## DATASET
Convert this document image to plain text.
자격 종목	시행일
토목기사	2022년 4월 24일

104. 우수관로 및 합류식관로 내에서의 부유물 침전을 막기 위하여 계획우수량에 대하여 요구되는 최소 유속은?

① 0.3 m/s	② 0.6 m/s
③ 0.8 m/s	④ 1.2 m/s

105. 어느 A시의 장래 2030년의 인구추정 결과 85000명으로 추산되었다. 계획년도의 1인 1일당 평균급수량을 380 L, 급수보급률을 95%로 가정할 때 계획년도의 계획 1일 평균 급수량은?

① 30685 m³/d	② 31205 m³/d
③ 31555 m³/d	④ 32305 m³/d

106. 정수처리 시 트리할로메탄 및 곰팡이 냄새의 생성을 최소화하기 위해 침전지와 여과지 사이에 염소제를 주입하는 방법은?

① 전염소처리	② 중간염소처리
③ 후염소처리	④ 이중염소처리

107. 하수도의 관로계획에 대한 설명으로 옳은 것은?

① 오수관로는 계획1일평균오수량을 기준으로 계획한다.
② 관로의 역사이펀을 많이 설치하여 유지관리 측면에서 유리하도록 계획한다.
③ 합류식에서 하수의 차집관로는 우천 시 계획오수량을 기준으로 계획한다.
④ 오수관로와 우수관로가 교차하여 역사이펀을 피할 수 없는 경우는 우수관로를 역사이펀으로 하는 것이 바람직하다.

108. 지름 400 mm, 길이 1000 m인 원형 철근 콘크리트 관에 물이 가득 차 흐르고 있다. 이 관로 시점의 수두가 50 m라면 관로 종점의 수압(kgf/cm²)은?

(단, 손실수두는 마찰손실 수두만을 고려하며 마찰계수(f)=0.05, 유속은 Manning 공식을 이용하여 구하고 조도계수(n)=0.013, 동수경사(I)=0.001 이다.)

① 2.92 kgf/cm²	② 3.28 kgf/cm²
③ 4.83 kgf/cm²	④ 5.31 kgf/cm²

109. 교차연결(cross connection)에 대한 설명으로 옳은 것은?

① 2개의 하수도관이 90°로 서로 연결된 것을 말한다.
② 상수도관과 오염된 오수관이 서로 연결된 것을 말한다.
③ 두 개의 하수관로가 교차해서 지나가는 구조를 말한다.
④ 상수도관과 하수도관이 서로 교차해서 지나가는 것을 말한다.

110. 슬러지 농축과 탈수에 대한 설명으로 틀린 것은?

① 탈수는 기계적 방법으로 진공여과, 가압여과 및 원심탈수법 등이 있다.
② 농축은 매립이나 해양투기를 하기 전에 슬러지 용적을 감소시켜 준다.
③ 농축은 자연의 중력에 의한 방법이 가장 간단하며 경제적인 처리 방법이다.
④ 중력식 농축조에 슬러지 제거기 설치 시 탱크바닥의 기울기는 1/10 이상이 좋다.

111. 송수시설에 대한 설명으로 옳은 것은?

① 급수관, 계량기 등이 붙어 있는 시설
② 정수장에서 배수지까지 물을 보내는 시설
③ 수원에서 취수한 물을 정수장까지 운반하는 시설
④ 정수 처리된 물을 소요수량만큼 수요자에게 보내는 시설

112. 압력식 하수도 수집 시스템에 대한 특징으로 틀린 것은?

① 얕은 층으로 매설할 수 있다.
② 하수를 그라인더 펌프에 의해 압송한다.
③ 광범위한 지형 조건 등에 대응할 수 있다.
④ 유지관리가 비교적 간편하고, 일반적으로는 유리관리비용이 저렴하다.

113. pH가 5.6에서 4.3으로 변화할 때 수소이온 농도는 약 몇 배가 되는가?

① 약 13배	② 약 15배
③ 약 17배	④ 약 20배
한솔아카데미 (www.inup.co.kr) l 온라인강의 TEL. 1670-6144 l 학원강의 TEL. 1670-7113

## DO THIS
Reproduce the data shown above exactly.

## TASK ANSWER
Convert this document image to plain text.
자격 종목	시행일
토목기사	2022년 4월 24일

104. 우수관로 및 합류식관로 내에서의 부유물 침전을 막기 위하여 계획우수량에 대하여 요구되는 최소 유속은?

① 0.3 m/s	② 0.6 m/s
③ 0.8 m/s	④ 1.2 m/s

105. 어느 A시의 장래 2030년의 인구추정 결과 85000명으로 추산되었다. 계획년도의 1인 1일당 평균급수량을 380 L, 급수보급률을 95%로 가정할 때 계획년도의 계획 1일 평균 급수량은?

① 30685 m³/d	② 31205 m³/d
③ 31555 m³/d	④ 32305 m³/d

106. 정수처리 시 트리할로메탄 및 곰팡이 냄새의 생성을 최소화하기 위해 침전지와 여과지 사이에 염소제를 주입하는 방법은?

① 전염소처리	② 중간염소처리
③ 후염소처리	④ 이중염소처리

107. 하수도의 관로계획에 대한 설명으로 옳은 것은?

① 오수관로는 계획1일평균오수량을 기준으로 계획한다.
② 관로의 역사이펀을 많이 설치하여 유지관리 측면에서 유리하도록 계획한다.
③ 합류식에서 하수의 차집관로는 우천 시 계획오수량을 기준으로 계획한다.
④ 오수관로와 우수관로가 교차하여 역사이펀을 피할 수 없는 경우는 우수관로를 역사이펀으로 하는 것이 바람직하다.

108. 지름 400 mm, 길이 1000 m인 원형 철근 콘크리트 관에 물이 가득 차 흐르고 있다. 이 관로 시점의 수두가 50 m라면 관로 종점의 수압(kgf/cm²)은?

(단, 손실수두는 마찰손실 수두만을 고려하며 마찰계수(f)=0.05, 유속은 Manning 공식을 이용하여 구하고 조도계수(n)=0.013, 동수경사(I)=0.001 이다.)

① 2.92 kgf/cm²	② 3.28 kgf/cm²
③ 4.83 kgf/cm²	④ 5.31 kgf/cm²

109. 교차연결(cross connection)에 대한 설명으로 옳은 것은?

① 2개의 하수도관이 90°로 서로 연결된 것을 말한다.
② 상수도관과 오염된 오수관이 서로 연결된 것을 말한다.
③ 두 개의 하수관로가 교차해서 지나가는 구조를 말한다.
④ 상수도관과 하수도관이 서로 교차해서 지나가는 것을 말한다.

110. 슬러지 농축과 탈수에 대한 설명으로 틀린 것은?

① 탈수는 기계적 방법으로 진공여과, 가압여과 및 원심탈수법 등이 있다.
② 농축은 매립이나 해양투기를 하기 전에 슬러지 용적을 감소시켜 준다.
③ 농축은 자연의 중력에 의한 방법이 가장 간단하며 경제적인 처리 방법이다.
④ 중력식 농축조에 슬러지 제거기 설치 시 탱크바닥의 기울기는 1/10 이상이 좋다.

111. 송수시설에 대한 설명으로 옳은 것은?

① 급수관, 계량기 등이 붙어 있는 시설
② 정수장에서 배수지까지 물을 보내는 시설
③ 수원에서 취수한 물을 정수장까지 운반하는 시설
④ 정수 처리된 물을 소요수량만큼 수요자에게 보내는 시설

112. 압력식 하수도 수집 시스템에 대한 특징으로 틀린 것은?

① 얕은 층으로 매설할 수 있다.
② 하수를 그라인더 펌프에 의해 압송한다.
③ 광범위한 지형 조건 등에 대응할 수 있다.
④ 유지관리가 비교적 간편하고, 일반적으로는 유리관리비용이 저렴하다.

113. pH가 5.6에서 4.3으로 변화할 때 수소이온 농도는 약 몇 배가 되는가?

① 약 13배	② 약 15배
③ 약 17배	④ 약 20배
한솔아카데미 (www.inup.co.kr) l 온라인강의 TEL. 1670-6144 l 학원강의 TEL. 1670-7113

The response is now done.